---------- 所给数据
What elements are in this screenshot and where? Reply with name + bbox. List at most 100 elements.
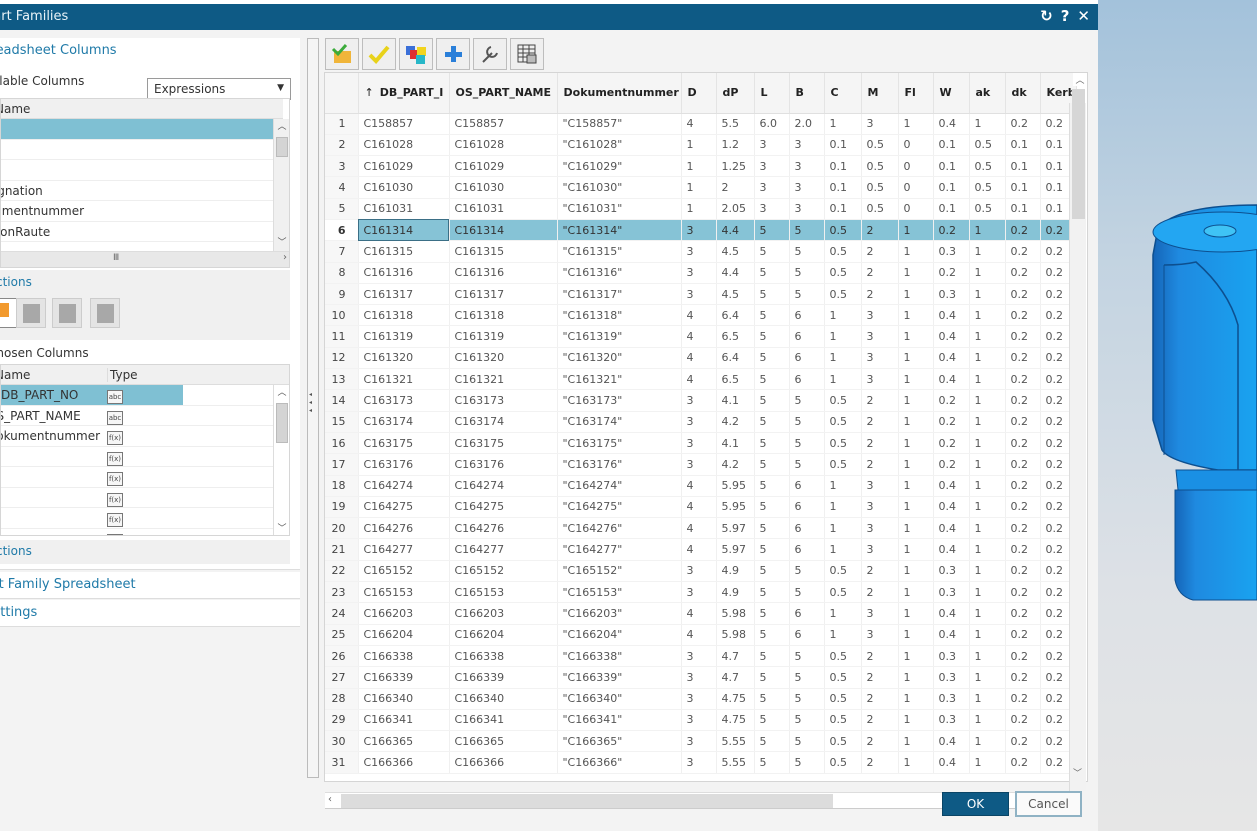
cell-c[interactable]: 1 [824,113,862,135]
cell-w[interactable]: 0.3 [933,240,970,263]
cell-fl[interactable]: 1 [898,347,934,370]
cell-l[interactable]: 6.0 [754,113,790,135]
cell-m[interactable]: 2 [861,283,899,306]
cell-os-part-name[interactable]: C158857 [449,113,558,135]
cell-m[interactable]: 2 [861,751,899,774]
part-family-spreadsheet-group[interactable]: Part Family Spreadsheet [0,572,300,599]
row-number[interactable]: 19 [325,496,359,519]
cell-dokumentnummer[interactable]: "C163176" [557,453,682,476]
cell-b[interactable]: 3 [789,155,825,178]
cell-ak[interactable]: 1 [969,730,1006,753]
cell-dp[interactable]: 2.05 [716,198,755,220]
cell-db-part-no[interactable]: C161029 [358,155,450,178]
cell-db-part-no[interactable]: C161030 [358,176,450,199]
chosen-column-item[interactable]: OS_PART_NAME abc [1,406,273,426]
verify-part-button[interactable] [325,38,359,70]
cell-ak[interactable]: 1 [969,325,1006,348]
cell-fl[interactable]: 1 [898,709,934,732]
cell-d[interactable]: 4 [681,368,717,391]
cell-dokumentnummer[interactable]: "C166366" [557,751,682,774]
cell-os-part-name[interactable]: C165152 [449,560,558,583]
cell-w[interactable]: 0.4 [933,347,970,370]
table-row[interactable]: 23 C165153 C165153 "C165153" 3 4.9 5 5 0.5 2 1 0.3 1… [325,581,1077,604]
cell-m[interactable]: 2 [861,240,899,263]
table-row[interactable]: 13 C161321 C161321 "C161321" 4 6.5 5 6 1 3 1 0.4 1 0.… [325,368,1077,391]
cell-os-part-name[interactable]: C166366 [449,751,558,774]
cell-dk[interactable]: 0.2 [1005,389,1041,412]
cell-l[interactable]: 5 [754,688,790,710]
cell-b[interactable]: 5 [789,389,825,412]
cell-w[interactable]: 0.4 [933,538,970,561]
cell-l[interactable]: 5 [754,389,790,412]
cell-ak[interactable]: 1 [969,240,1006,263]
help-icon[interactable]: ? [1061,7,1070,25]
cell-d[interactable]: 3 [681,240,717,263]
cell-dk[interactable]: 0.2 [1005,113,1041,135]
cell-m[interactable]: 3 [861,347,899,370]
row-number[interactable]: 9 [325,283,359,306]
cell-b[interactable]: 5 [789,240,825,263]
cell-c[interactable]: 0.1 [824,176,862,199]
cell-dk[interactable]: 0.2 [1005,709,1041,732]
cell-dk[interactable]: 0.2 [1005,368,1041,391]
cell-m[interactable]: 2 [861,645,899,668]
cell-os-part-name[interactable]: C164274 [449,475,558,497]
cell-w[interactable]: 0.4 [933,602,970,625]
column-header-ak[interactable]: ak [969,73,1006,114]
cell-w[interactable]: 0.4 [933,624,970,646]
cell-dokumentnummer[interactable]: "C161030" [557,176,682,199]
column-header-w[interactable]: W [933,73,970,114]
scroll-right-icon[interactable]: › [283,252,287,263]
cell-m[interactable]: 2 [861,262,899,284]
cell-dp[interactable]: 4.7 [716,645,755,668]
cell-dokumentnummer[interactable]: "C163175" [557,432,682,455]
cell-dokumentnummer[interactable]: "C161315" [557,240,682,263]
cell-w[interactable]: 0.2 [933,432,970,455]
cell-fl[interactable]: 1 [898,475,934,497]
cell-os-part-name[interactable]: C163176 [449,453,558,476]
cell-fl[interactable]: 1 [898,751,934,774]
cell-os-part-name[interactable]: C165153 [449,581,558,604]
row-number[interactable]: 18 [325,475,359,497]
cell-fl[interactable]: 1 [898,560,934,583]
cell-m[interactable]: 2 [861,411,899,433]
cell-m[interactable]: 2 [861,432,899,455]
chosen-column-item[interactable]: f(x) [1,447,273,467]
cell-b[interactable]: 6 [789,325,825,348]
cell-db-part-no[interactable]: C166338 [358,645,450,668]
cell-l[interactable]: 5 [754,283,790,306]
cell-ak[interactable]: 1 [969,645,1006,668]
cell-m[interactable]: 3 [861,368,899,391]
cell-dp[interactable]: 4.9 [716,560,755,583]
cell-w[interactable]: 0.4 [933,517,970,540]
cell-dokumentnummer[interactable]: "C166203" [557,602,682,625]
cell-m[interactable]: 2 [861,560,899,583]
row-number[interactable]: 26 [325,645,359,668]
cell-os-part-name[interactable]: C161030 [449,176,558,199]
cell-dp[interactable]: 6.4 [716,347,755,370]
table-row[interactable]: 16 C163175 C163175 "C163175" 3 4.1 5 5 0.5 2 1 0.2 1… [325,432,1077,455]
cell-dp[interactable]: 2 [716,176,755,199]
cell-d[interactable]: 4 [681,325,717,348]
cell-dk[interactable]: 0.2 [1005,730,1041,753]
cell-dp[interactable]: 4.1 [716,432,755,455]
cell-d[interactable]: 4 [681,113,717,135]
cell-w[interactable]: 0.2 [933,389,970,412]
cell-c[interactable]: 1 [824,602,862,625]
cell-l[interactable]: 3 [754,198,790,220]
cell-db-part-no[interactable]: C161317 [358,283,450,306]
cell-w[interactable]: 0.4 [933,113,970,135]
cell-d[interactable]: 3 [681,666,717,689]
remove-column-button[interactable] [16,298,46,328]
cell-b[interactable]: 6 [789,347,825,370]
cell-os-part-name[interactable]: C163175 [449,432,558,455]
scroll-thumb[interactable] [276,403,288,443]
cell-w[interactable]: 0.3 [933,560,970,583]
cell-d[interactable]: 3 [681,453,717,476]
cell-b[interactable]: 3 [789,198,825,220]
cell-b[interactable]: 5 [789,560,825,583]
cell-m[interactable]: 0.5 [861,198,899,220]
cell-db-part-no[interactable]: C163174 [358,411,450,433]
cell-l[interactable]: 5 [754,645,790,668]
table-row[interactable]: 5 C161031 C161031 "C161031" 1 2.05 3 3 0.1 0.5 0 0.… [325,198,1077,220]
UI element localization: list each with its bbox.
--------------------
▶ [任务说明]: 把上面记录中从包含“cell-c[interactable]: 1 [824,113,862,135]”的那一行开始、到包含“cell-m[interactable]: 2 [861,751,899,774]”的那一行结束的部分（首尾两行都包括在内）改写成编号列表，略去空行。

▶ [输出结果]:
1. cell-c[interactable]: 1 [824,113,862,135]
2. cell-w[interactable]: 0.3 [933,240,970,263]
3. cell-fl[interactable]: 1 [898,347,934,370]
4. cell-l[interactable]: 6.0 [754,113,790,135]
5. cell-m[interactable]: 2 [861,283,899,306]
6. cell-os-part-name[interactable]: C158857 [449,113,558,135]
7. cell-m[interactable]: 2 [861,751,899,774]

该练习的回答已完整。